Directive: From the listing below, pick out each line with the word "JSON".

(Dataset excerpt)
━━━━━━━━━━━━━━━━━━━━━━━━━━━━━━

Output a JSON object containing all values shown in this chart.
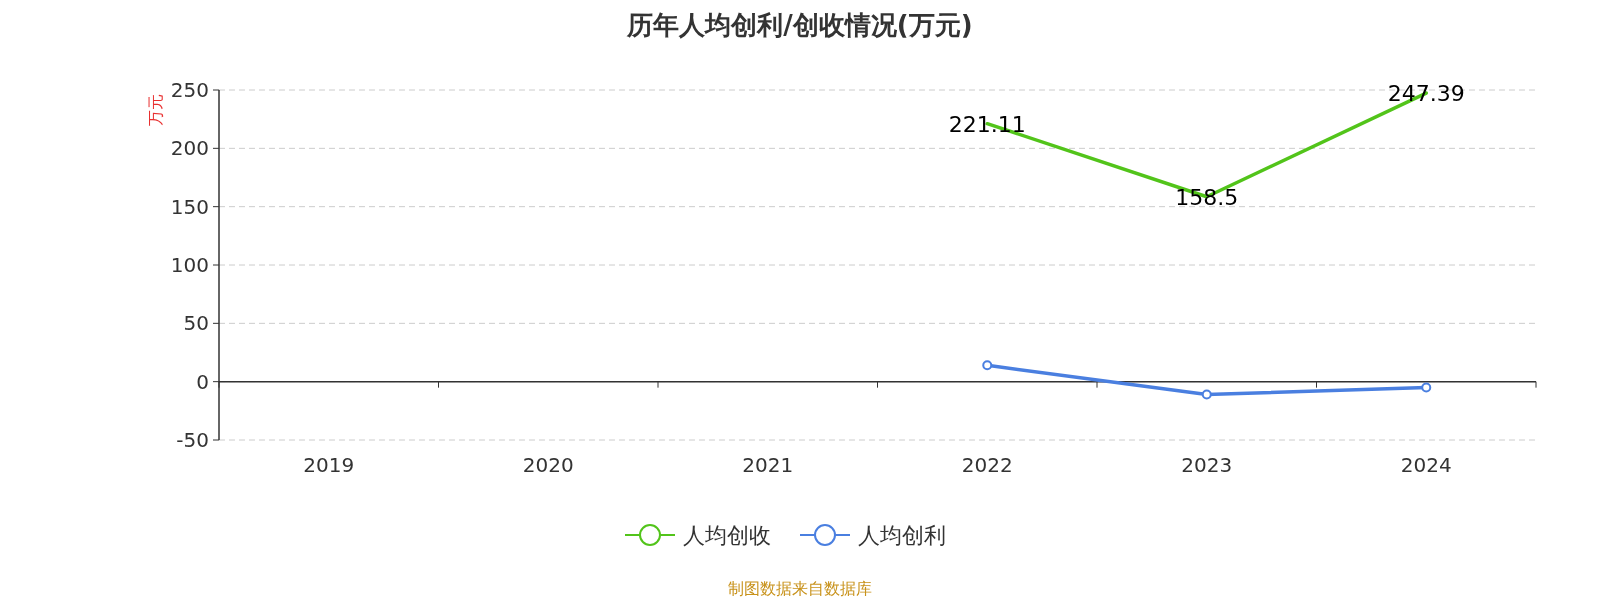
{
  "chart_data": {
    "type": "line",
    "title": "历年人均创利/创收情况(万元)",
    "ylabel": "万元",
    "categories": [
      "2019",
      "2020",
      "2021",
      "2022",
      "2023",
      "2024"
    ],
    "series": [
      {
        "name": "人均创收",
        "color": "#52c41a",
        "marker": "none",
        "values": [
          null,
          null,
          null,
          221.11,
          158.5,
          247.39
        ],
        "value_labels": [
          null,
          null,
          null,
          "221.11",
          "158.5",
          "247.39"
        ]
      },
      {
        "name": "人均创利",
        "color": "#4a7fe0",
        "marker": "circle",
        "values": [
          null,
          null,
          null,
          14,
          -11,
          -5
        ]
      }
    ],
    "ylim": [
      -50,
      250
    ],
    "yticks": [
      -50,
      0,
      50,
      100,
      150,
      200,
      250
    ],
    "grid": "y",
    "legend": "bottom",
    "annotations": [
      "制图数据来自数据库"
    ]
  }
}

━━━━━━━━━━━━━━━━━━━━━━━━━━━━━━

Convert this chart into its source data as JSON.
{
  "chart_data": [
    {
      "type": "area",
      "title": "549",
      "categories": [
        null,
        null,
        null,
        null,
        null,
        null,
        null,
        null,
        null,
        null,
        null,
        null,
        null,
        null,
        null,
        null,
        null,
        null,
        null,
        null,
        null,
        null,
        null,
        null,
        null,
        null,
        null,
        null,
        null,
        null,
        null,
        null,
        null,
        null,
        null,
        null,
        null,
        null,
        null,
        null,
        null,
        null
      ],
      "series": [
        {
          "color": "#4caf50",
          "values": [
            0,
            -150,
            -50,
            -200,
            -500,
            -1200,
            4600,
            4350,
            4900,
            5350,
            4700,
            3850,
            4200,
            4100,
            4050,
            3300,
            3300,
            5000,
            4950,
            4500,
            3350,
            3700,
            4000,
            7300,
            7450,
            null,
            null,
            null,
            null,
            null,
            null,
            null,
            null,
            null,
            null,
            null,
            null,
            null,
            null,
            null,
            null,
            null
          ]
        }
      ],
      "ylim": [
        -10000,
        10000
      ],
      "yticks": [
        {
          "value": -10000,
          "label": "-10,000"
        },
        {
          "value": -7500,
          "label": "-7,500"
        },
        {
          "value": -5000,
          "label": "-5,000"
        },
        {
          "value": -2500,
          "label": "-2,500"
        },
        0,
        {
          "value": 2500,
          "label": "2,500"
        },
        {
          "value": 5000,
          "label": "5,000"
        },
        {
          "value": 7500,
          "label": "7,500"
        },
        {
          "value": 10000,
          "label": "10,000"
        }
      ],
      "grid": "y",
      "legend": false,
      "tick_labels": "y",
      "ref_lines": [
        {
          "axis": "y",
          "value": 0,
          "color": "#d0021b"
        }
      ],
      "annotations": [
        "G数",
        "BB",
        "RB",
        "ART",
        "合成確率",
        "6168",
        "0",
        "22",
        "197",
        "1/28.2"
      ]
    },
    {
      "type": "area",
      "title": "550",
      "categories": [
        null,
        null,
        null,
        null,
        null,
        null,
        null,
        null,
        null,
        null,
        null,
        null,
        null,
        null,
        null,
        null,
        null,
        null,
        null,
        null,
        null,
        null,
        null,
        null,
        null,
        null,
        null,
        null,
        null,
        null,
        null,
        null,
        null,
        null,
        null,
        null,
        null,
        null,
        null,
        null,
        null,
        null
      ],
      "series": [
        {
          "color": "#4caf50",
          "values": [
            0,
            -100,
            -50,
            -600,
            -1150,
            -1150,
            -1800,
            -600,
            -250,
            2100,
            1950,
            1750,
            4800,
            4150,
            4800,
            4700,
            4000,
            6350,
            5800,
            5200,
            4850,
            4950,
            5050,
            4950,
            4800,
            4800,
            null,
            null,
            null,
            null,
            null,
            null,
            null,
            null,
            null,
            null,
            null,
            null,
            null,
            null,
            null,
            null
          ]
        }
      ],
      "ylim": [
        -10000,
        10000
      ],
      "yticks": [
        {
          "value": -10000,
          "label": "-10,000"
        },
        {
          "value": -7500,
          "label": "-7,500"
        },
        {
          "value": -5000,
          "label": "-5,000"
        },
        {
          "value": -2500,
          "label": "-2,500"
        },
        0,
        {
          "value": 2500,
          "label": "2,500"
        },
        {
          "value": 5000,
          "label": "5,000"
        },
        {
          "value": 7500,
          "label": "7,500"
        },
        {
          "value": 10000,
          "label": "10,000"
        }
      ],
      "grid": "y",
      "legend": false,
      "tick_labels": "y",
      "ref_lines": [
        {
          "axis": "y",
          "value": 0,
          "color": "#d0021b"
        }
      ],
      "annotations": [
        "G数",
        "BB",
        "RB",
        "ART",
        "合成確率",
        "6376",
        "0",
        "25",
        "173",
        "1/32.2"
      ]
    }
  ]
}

━━━━━━━━━━━━━━━━━━━━━━━━━━━━━━

Task answer:
Output a JSON object containing all values shown in this chart.
Convert this chart into its source data as JSON.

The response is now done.